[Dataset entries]
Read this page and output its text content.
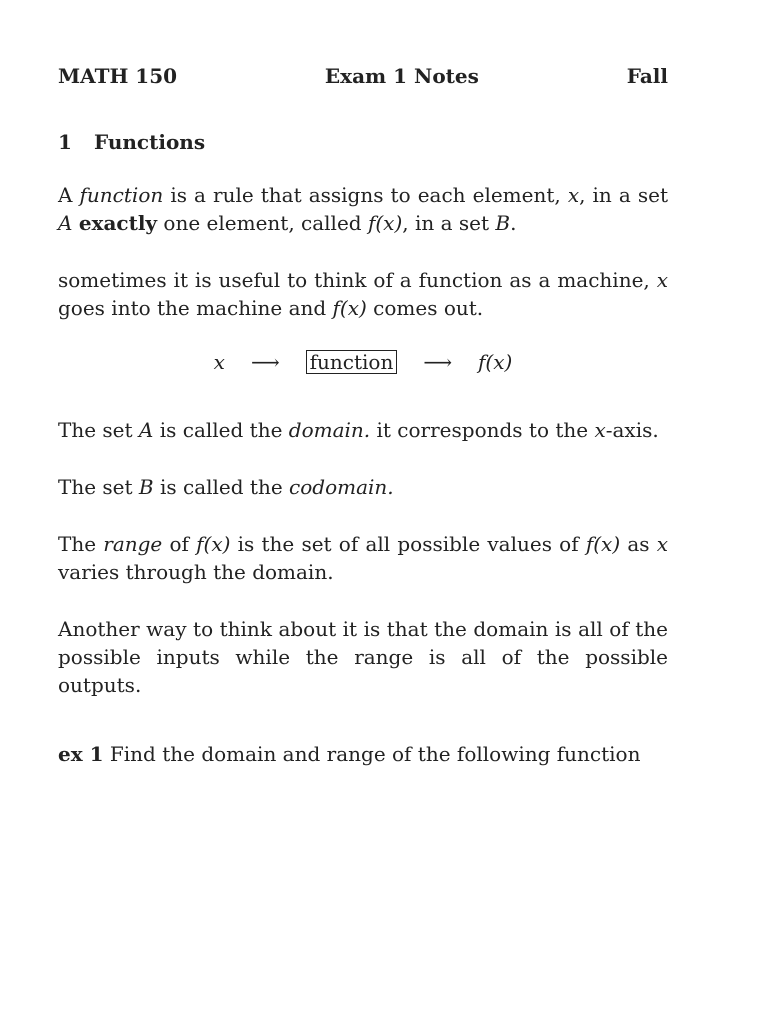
MATH 150	Exam 1 Notes	Fall
1 Functions
A function is a rule that assigns to each element, x, in a set A exactly one element, called f(x), in a set B.
sometimes it is useful to think of a function as a machine, x goes into the machine and f(x) comes out.
x ⟶ function ⟶ f(x)
The set A is called the domain. it corresponds to the x-axis.
The set B is called the codomain.
The range of f(x) is the set of all possible values of f(x) as x varies through the domain.
Another way to think about it is that the domain is all of the possible inputs while the range is all of the possible outputs.
ex 1 Find the domain and range of the following function
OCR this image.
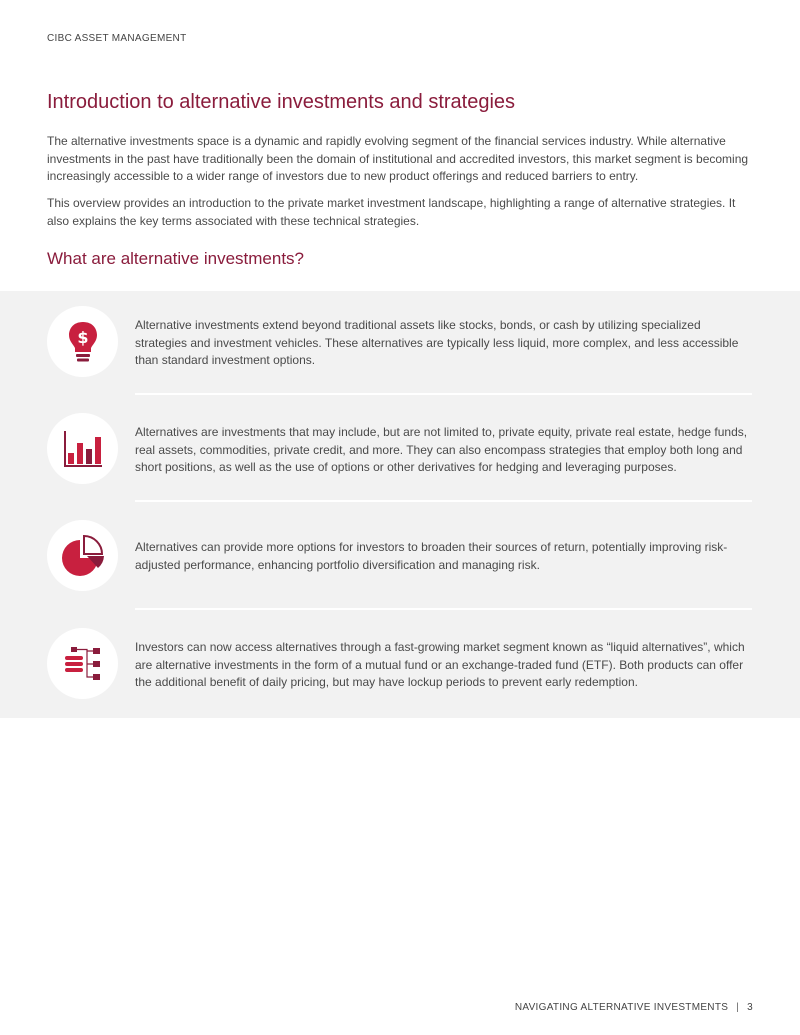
CIBC ASSET MANAGEMENT
Introduction to alternative investments and strategies

The alternative investments space is a dynamic and rapidly evolving segment of the financial services industry. While alternative investments in the past have traditionally been the domain of institutional and accredited investors, this market segment is becoming increasingly accessible to a wider range of investors due to new product offerings and reduced barriers to entry.

This overview provides an introduction to the private market investment landscape, highlighting a range of alternative strategies. It also explains the key terms associated with these technical strategies.

What are alternative investments?
$

Alternative investments extend beyond traditional assets like stocks, bonds, or cash by utilizing specialized strategies and investment vehicles. These alternatives are typically less liquid, more complex, and less accessible than standard investment options.

Alternatives are investments that may include, but are not limited to, private equity, private real estate, hedge funds, real assets, commodities, private credit, and more. They can also encompass strategies that employ both long and short positions, as well as the use of options or other derivatives for hedging and leveraging purposes.

Alternatives can provide more options for investors to broaden their sources of return, potentially improving risk-adjusted performance, enhancing portfolio diversification and managing risk.

Investors can now access alternatives through a fast-growing market segment known as “liquid alternatives”, which are alternative investments in the form of a mutual fund or an exchange-traded fund (ETF). Both products can offer the additional benefit of daily pricing, but may have lockup periods to prevent early redemption.

NAVIGATING ALTERNATIVE INVESTMENTS | 3
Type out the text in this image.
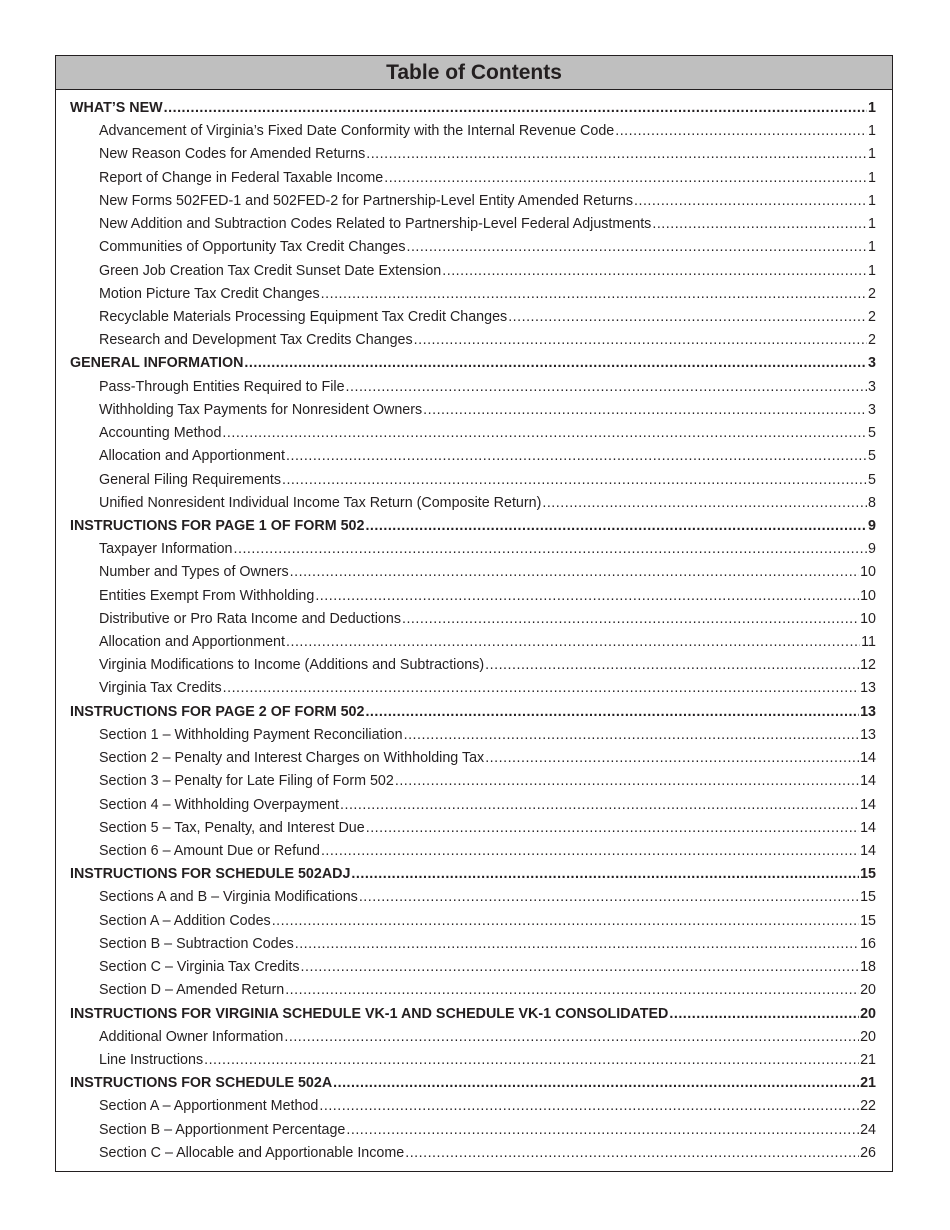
Table of Contents
WHAT’S NEW .....	1
Advancement of Virginia’s Fixed Date Conformity with the Internal Revenue Code .....	1
New Reason Codes for Amended Returns .....	1
Report of Change in Federal Taxable Income .....	1
New Forms 502FED-1 and 502FED-2 for Partnership-Level Entity Amended Returns .....	1
New Addition and Subtraction Codes Related to Partnership-Level Federal Adjustments .....	1
Communities of Opportunity Tax Credit Changes .....	1
Green Job Creation Tax Credit Sunset Date Extension .....	1
Motion Picture Tax Credit Changes .....	2
Recyclable Materials Processing Equipment Tax Credit Changes .....	2
Research and Development Tax Credits Changes .....	2
GENERAL INFORMATION .....	3
Pass-Through Entities Required to File .....	3
Withholding Tax Payments for Nonresident Owners .....	3
Accounting Method .....	5
Allocation and Apportionment .....	5
General Filing Requirements .....	5
Unified Nonresident Individual Income Tax Return (Composite Return) .....	8
INSTRUCTIONS FOR PAGE 1 OF FORM 502 .....	9
Taxpayer Information .....	9
Number and Types of Owners .....	10
Entities Exempt From Withholding .....	10
Distributive or Pro Rata Income and Deductions .....	10
Allocation and Apportionment .....	11
Virginia Modifications to Income (Additions and Subtractions) .....	12
Virginia Tax Credits .....	13
INSTRUCTIONS FOR PAGE 2 OF FORM 502 .....	13
Section 1 – Withholding Payment Reconciliation .....	13
Section 2 – Penalty and Interest Charges on Withholding Tax .....	14
Section 3 – Penalty for Late Filing of Form 502 .....	14
Section 4 – Withholding Overpayment .....	14
Section 5 – Tax, Penalty, and Interest Due .....	14
Section 6 – Amount Due or Refund .....	14
INSTRUCTIONS FOR SCHEDULE 502ADJ .....	15
Sections A and B – Virginia Modifications .....	15
Section A – Addition Codes .....	15
Section B – Subtraction Codes .....	16
Section C – Virginia Tax Credits .....	18
Section D – Amended Return .....	20
INSTRUCTIONS FOR VIRGINIA SCHEDULE VK-1 AND SCHEDULE VK-1 CONSOLIDATED .....	20
Additional Owner Information .....	20
Line Instructions .....	21
INSTRUCTIONS FOR SCHEDULE 502A .....	21
Section A – Apportionment Method .....	22
Section B – Apportionment Percentage .....	24
Section C – Allocable and Apportionable Income .....	26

WHAT IS REQUIRED:
Every line containing the string "liquid" must be listed.

PROBLEM SOLUTION:
Alternative investments extend beyond traditional assets like stocks, bonds, or cash by utilizing specialized strategies and investment vehicles. These alternatives are typically less liquid, more complex, and less accessible than standard investment options.
Investors can now access alternatives through a fast-growing market segment known as “liquid alternatives”, which are alternative investments in the form of a mutual fund or an exchange-traded fund (ETF). Both products can offer the additional benefit of daily pricing, but may have lockup periods to prevent early redemption.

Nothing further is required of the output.